----- Task data -----

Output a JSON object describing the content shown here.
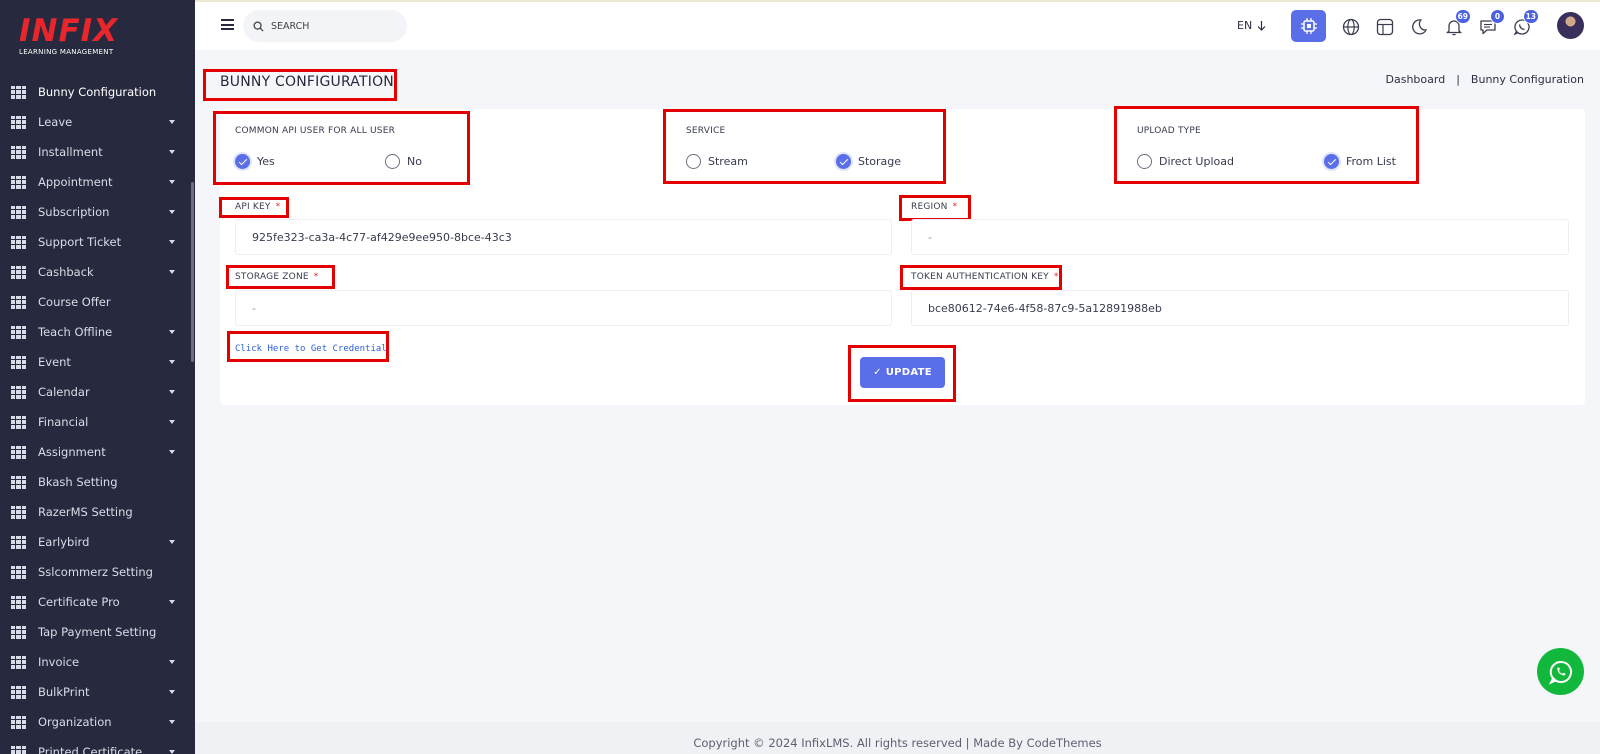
{
  "brand": {
    "name": "INFIX",
    "subtitle": "LEARNING MANAGEMENT"
  },
  "sidebar": {
    "items": [
      {
        "label": "Bunny Configuration",
        "active": true,
        "has_caret": false
      },
      {
        "label": "Leave",
        "has_caret": true
      },
      {
        "label": "Installment",
        "has_caret": true
      },
      {
        "label": "Appointment",
        "has_caret": true
      },
      {
        "label": "Subscription",
        "has_caret": true
      },
      {
        "label": "Support Ticket",
        "has_caret": true
      },
      {
        "label": "Cashback",
        "has_caret": true
      },
      {
        "label": "Course Offer",
        "has_caret": false
      },
      {
        "label": "Teach Offline",
        "has_caret": true
      },
      {
        "label": "Event",
        "has_caret": true
      },
      {
        "label": "Calendar",
        "has_caret": true
      },
      {
        "label": "Financial",
        "has_caret": true
      },
      {
        "label": "Assignment",
        "has_caret": true
      },
      {
        "label": "Bkash Setting",
        "has_caret": false
      },
      {
        "label": "RazerMS Setting",
        "has_caret": false
      },
      {
        "label": "Earlybird",
        "has_caret": true
      },
      {
        "label": "Sslcommerz Setting",
        "has_caret": false
      },
      {
        "label": "Certificate Pro",
        "has_caret": true
      },
      {
        "label": "Tap Payment Setting",
        "has_caret": false
      },
      {
        "label": "Invoice",
        "has_caret": true
      },
      {
        "label": "BulkPrint",
        "has_caret": true
      },
      {
        "label": "Organization",
        "has_caret": true
      },
      {
        "label": "Printed Certificate",
        "has_caret": true
      }
    ]
  },
  "topbar": {
    "search_placeholder": "SEARCH",
    "language": "EN",
    "badges": {
      "notifications": "69",
      "messages": "0",
      "whatsapp": "13"
    }
  },
  "page": {
    "title": "BUNNY CONFIGURATION",
    "breadcrumb": [
      "Dashboard",
      "|",
      "Bunny Configuration"
    ]
  },
  "form": {
    "common_api": {
      "title": "COMMON API USER FOR ALL USER",
      "options": [
        "Yes",
        "No"
      ],
      "selected": "Yes"
    },
    "service": {
      "title": "SERVICE",
      "options": [
        "Stream",
        "Storage"
      ],
      "selected": "Storage"
    },
    "upload_type": {
      "title": "UPLOAD TYPE",
      "options": [
        "Direct Upload",
        "From List"
      ],
      "selected": "From List"
    },
    "api_key": {
      "label": "API KEY",
      "required": "*",
      "value": "925fe323-ca3a-4c77-af429e9ee950-8bce-43c3"
    },
    "region": {
      "label": "REGION",
      "required": "*",
      "value": "",
      "placeholder": "-"
    },
    "storage_zone": {
      "label": "STORAGE ZONE",
      "required": "*",
      "value": "",
      "placeholder": "-"
    },
    "token_key": {
      "label": "TOKEN AUTHENTICATION KEY",
      "required": "*",
      "value": "bce80612-74e6-4f58-87c9-5a12891988eb"
    },
    "credential_link": "Click Here to Get Credential",
    "update_label": "UPDATE",
    "update_check": "✓"
  },
  "footer": {
    "text": "Copyright © 2024 InfixLMS. All rights reserved | Made By CodeThemes"
  },
  "colors": {
    "sidebar_bg": "#272a3f",
    "accent": "#5a6ee8",
    "brand_red": "#e8262b",
    "highlight": "#e50000",
    "whatsapp": "#12b83c"
  }
}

-----

Problem details. Transcribe the records verbatim and omit the images.

Solution for this problem.
Output a JSON object describing the content shown here.
{
  "brand": {
    "name": "INFIX",
    "subtitle": "LEARNING MANAGEMENT"
  },
  "sidebar": {
    "items": [
      {
        "label": "Bunny Configuration",
        "active": true,
        "has_caret": false
      },
      {
        "label": "Leave",
        "has_caret": true
      },
      {
        "label": "Installment",
        "has_caret": true
      },
      {
        "label": "Appointment",
        "has_caret": true
      },
      {
        "label": "Subscription",
        "has_caret": true
      },
      {
        "label": "Support Ticket",
        "has_caret": true
      },
      {
        "label": "Cashback",
        "has_caret": true
      },
      {
        "label": "Course Offer",
        "has_caret": false
      },
      {
        "label": "Teach Offline",
        "has_caret": true
      },
      {
        "label": "Event",
        "has_caret": true
      },
      {
        "label": "Calendar",
        "has_caret": true
      },
      {
        "label": "Financial",
        "has_caret": true
      },
      {
        "label": "Assignment",
        "has_caret": true
      },
      {
        "label": "Bkash Setting",
        "has_caret": false
      },
      {
        "label": "RazerMS Setting",
        "has_caret": false
      },
      {
        "label": "Earlybird",
        "has_caret": true
      },
      {
        "label": "Sslcommerz Setting",
        "has_caret": false
      },
      {
        "label": "Certificate Pro",
        "has_caret": true
      },
      {
        "label": "Tap Payment Setting",
        "has_caret": false
      },
      {
        "label": "Invoice",
        "has_caret": true
      },
      {
        "label": "BulkPrint",
        "has_caret": true
      },
      {
        "label": "Organization",
        "has_caret": true
      },
      {
        "label": "Printed Certificate",
        "has_caret": true
      }
    ]
  },
  "topbar": {
    "search_placeholder": "SEARCH",
    "language": "EN",
    "badges": {
      "notifications": "69",
      "messages": "0",
      "whatsapp": "13"
    }
  },
  "page": {
    "title": "BUNNY CONFIGURATION",
    "breadcrumb": [
      "Dashboard",
      "|",
      "Bunny Configuration"
    ]
  },
  "form": {
    "common_api": {
      "title": "COMMON API USER FOR ALL USER",
      "options": [
        "Yes",
        "No"
      ],
      "selected": "Yes"
    },
    "service": {
      "title": "SERVICE",
      "options": [
        "Stream",
        "Storage"
      ],
      "selected": "Storage"
    },
    "upload_type": {
      "title": "UPLOAD TYPE",
      "options": [
        "Direct Upload",
        "From List"
      ],
      "selected": "From List"
    },
    "api_key": {
      "label": "API KEY",
      "required": "*",
      "value": "925fe323-ca3a-4c77-af429e9ee950-8bce-43c3"
    },
    "region": {
      "label": "REGION",
      "required": "*",
      "value": "",
      "placeholder": "-"
    },
    "storage_zone": {
      "label": "STORAGE ZONE",
      "required": "*",
      "value": "",
      "placeholder": "-"
    },
    "token_key": {
      "label": "TOKEN AUTHENTICATION KEY",
      "required": "*",
      "value": "bce80612-74e6-4f58-87c9-5a12891988eb"
    },
    "credential_link": "Click Here to Get Credential",
    "update_label": "UPDATE",
    "update_check": "✓"
  },
  "footer": {
    "text": "Copyright © 2024 InfixLMS. All rights reserved | Made By CodeThemes"
  },
  "colors": {
    "sidebar_bg": "#272a3f",
    "accent": "#5a6ee8",
    "brand_red": "#e8262b",
    "highlight": "#e50000",
    "whatsapp": "#12b83c"
  }
}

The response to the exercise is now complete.